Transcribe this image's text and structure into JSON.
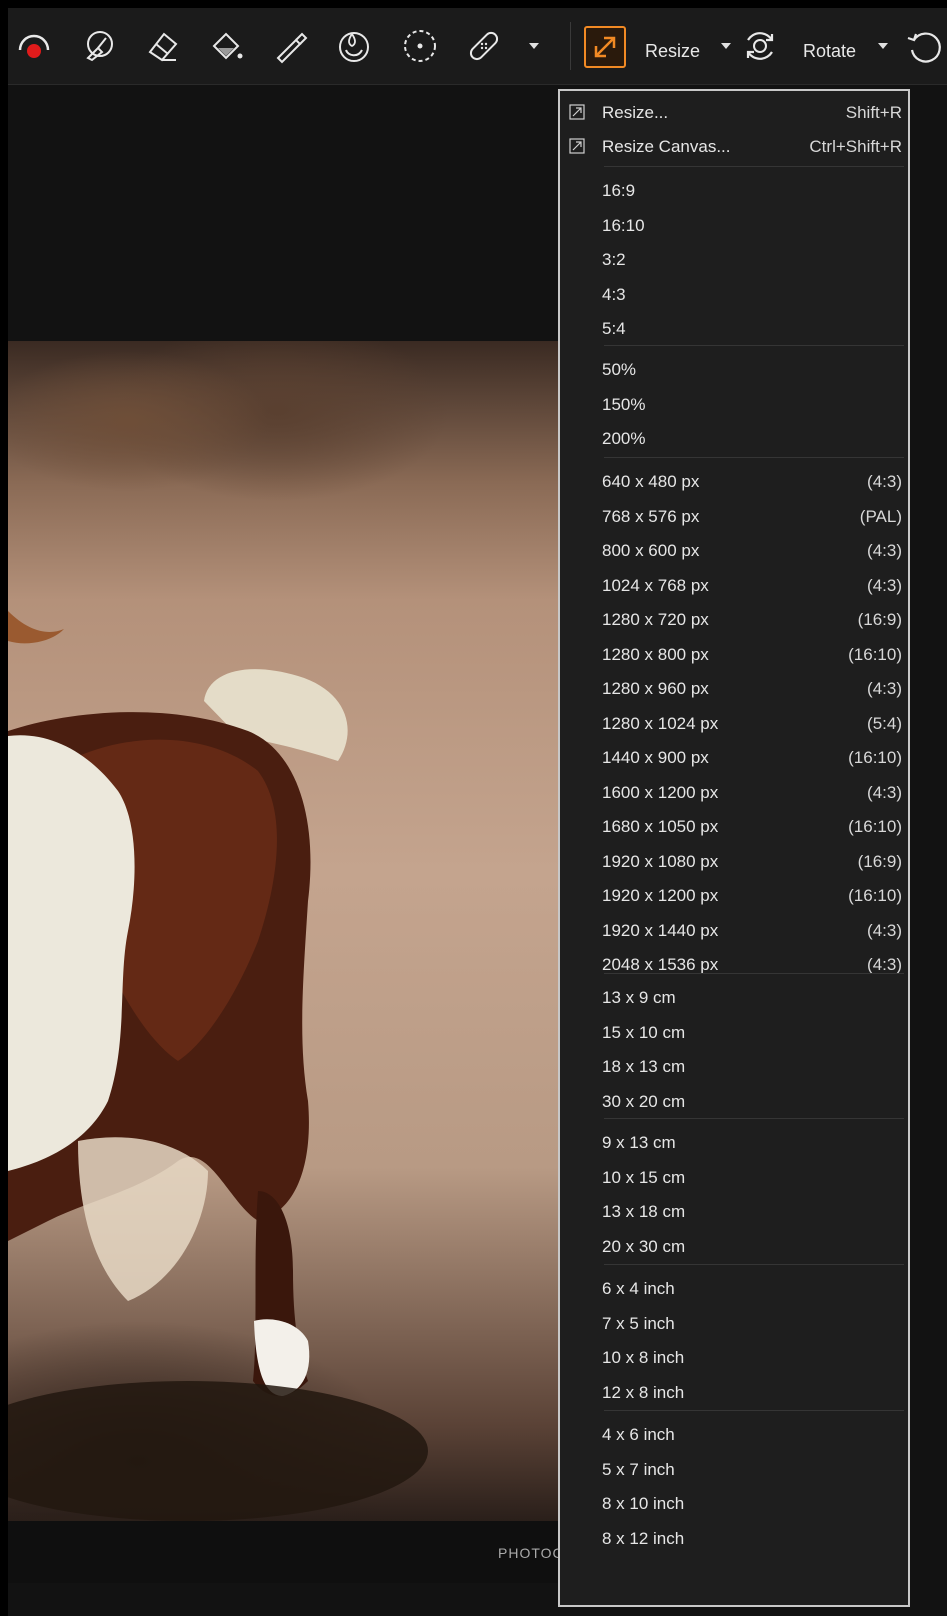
{
  "toolbar": {
    "icons": [
      "red-eye-icon",
      "pen-draw-icon",
      "eraser-icon",
      "fill-bucket-icon",
      "pipette-icon",
      "blur-drop-icon",
      "selection-circle-icon",
      "bandage-icon",
      "resize-icon",
      "rotate-icon",
      "undo-icon"
    ],
    "resize_label": "Resize",
    "rotate_label": "Rotate"
  },
  "photo": {
    "watermark": "PHOTOC"
  },
  "menu": {
    "resize": {
      "label": "Resize...",
      "shortcut": "Shift+R"
    },
    "resize_canvas": {
      "label": "Resize Canvas...",
      "shortcut": "Ctrl+Shift+R"
    },
    "ratios": [
      "16:9",
      "16:10",
      "3:2",
      "4:3",
      "5:4"
    ],
    "percents": [
      "50%",
      "150%",
      "200%"
    ],
    "pixels": [
      {
        "label": "640 x 480 px",
        "ratio": "(4:3)"
      },
      {
        "label": "768 x 576 px",
        "ratio": "(PAL)"
      },
      {
        "label": "800 x 600 px",
        "ratio": "(4:3)"
      },
      {
        "label": "1024 x 768 px",
        "ratio": "(4:3)"
      },
      {
        "label": "1280 x 720 px",
        "ratio": "(16:9)"
      },
      {
        "label": "1280 x 800 px",
        "ratio": "(16:10)"
      },
      {
        "label": "1280 x 960 px",
        "ratio": "(4:3)"
      },
      {
        "label": "1280 x 1024 px",
        "ratio": "(5:4)"
      },
      {
        "label": "1440 x 900 px",
        "ratio": "(16:10)"
      },
      {
        "label": "1600 x 1200 px",
        "ratio": "(4:3)"
      },
      {
        "label": "1680 x 1050 px",
        "ratio": "(16:10)"
      },
      {
        "label": "1920 x 1080 px",
        "ratio": "(16:9)"
      },
      {
        "label": "1920 x 1200 px",
        "ratio": "(16:10)"
      },
      {
        "label": "1920 x 1440 px",
        "ratio": "(4:3)"
      },
      {
        "label": "2048 x 1536 px",
        "ratio": "(4:3)"
      }
    ],
    "cm_landscape": [
      "13 x 9 cm",
      "15 x 10 cm",
      "18 x 13 cm",
      "30 x 20 cm"
    ],
    "cm_portrait": [
      "9 x 13 cm",
      "10 x 15 cm",
      "13 x 18 cm",
      "20 x 30 cm"
    ],
    "inch_landscape": [
      "6 x 4 inch",
      "7 x 5 inch",
      "10 x 8 inch",
      "12 x 8 inch"
    ],
    "inch_portrait": [
      "4 x 6 inch",
      "5 x 7 inch",
      "8 x 10 inch",
      "8 x 12 inch"
    ]
  },
  "colors": {
    "accent": "#f28a24",
    "menu_bg": "#1e1e1e",
    "toolbar_bg": "#1b1b1b"
  }
}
==================================================
▸ **Instructions for the task**
Copy all of the entries verbatim, leaving out any pictures they contain.

▸ **Exercise response**
Transcribe this image's text and structure into JSON.
{
  "toolbar": {
    "icons": [
      "red-eye-icon",
      "pen-draw-icon",
      "eraser-icon",
      "fill-bucket-icon",
      "pipette-icon",
      "blur-drop-icon",
      "selection-circle-icon",
      "bandage-icon",
      "resize-icon",
      "rotate-icon",
      "undo-icon"
    ],
    "resize_label": "Resize",
    "rotate_label": "Rotate"
  },
  "photo": {
    "watermark": "PHOTOC"
  },
  "menu": {
    "resize": {
      "label": "Resize...",
      "shortcut": "Shift+R"
    },
    "resize_canvas": {
      "label": "Resize Canvas...",
      "shortcut": "Ctrl+Shift+R"
    },
    "ratios": [
      "16:9",
      "16:10",
      "3:2",
      "4:3",
      "5:4"
    ],
    "percents": [
      "50%",
      "150%",
      "200%"
    ],
    "pixels": [
      {
        "label": "640 x 480 px",
        "ratio": "(4:3)"
      },
      {
        "label": "768 x 576 px",
        "ratio": "(PAL)"
      },
      {
        "label": "800 x 600 px",
        "ratio": "(4:3)"
      },
      {
        "label": "1024 x 768 px",
        "ratio": "(4:3)"
      },
      {
        "label": "1280 x 720 px",
        "ratio": "(16:9)"
      },
      {
        "label": "1280 x 800 px",
        "ratio": "(16:10)"
      },
      {
        "label": "1280 x 960 px",
        "ratio": "(4:3)"
      },
      {
        "label": "1280 x 1024 px",
        "ratio": "(5:4)"
      },
      {
        "label": "1440 x 900 px",
        "ratio": "(16:10)"
      },
      {
        "label": "1600 x 1200 px",
        "ratio": "(4:3)"
      },
      {
        "label": "1680 x 1050 px",
        "ratio": "(16:10)"
      },
      {
        "label": "1920 x 1080 px",
        "ratio": "(16:9)"
      },
      {
        "label": "1920 x 1200 px",
        "ratio": "(16:10)"
      },
      {
        "label": "1920 x 1440 px",
        "ratio": "(4:3)"
      },
      {
        "label": "2048 x 1536 px",
        "ratio": "(4:3)"
      }
    ],
    "cm_landscape": [
      "13 x 9 cm",
      "15 x 10 cm",
      "18 x 13 cm",
      "30 x 20 cm"
    ],
    "cm_portrait": [
      "9 x 13 cm",
      "10 x 15 cm",
      "13 x 18 cm",
      "20 x 30 cm"
    ],
    "inch_landscape": [
      "6 x 4 inch",
      "7 x 5 inch",
      "10 x 8 inch",
      "12 x 8 inch"
    ],
    "inch_portrait": [
      "4 x 6 inch",
      "5 x 7 inch",
      "8 x 10 inch",
      "8 x 12 inch"
    ]
  },
  "colors": {
    "accent": "#f28a24",
    "menu_bg": "#1e1e1e",
    "toolbar_bg": "#1b1b1b"
  }
}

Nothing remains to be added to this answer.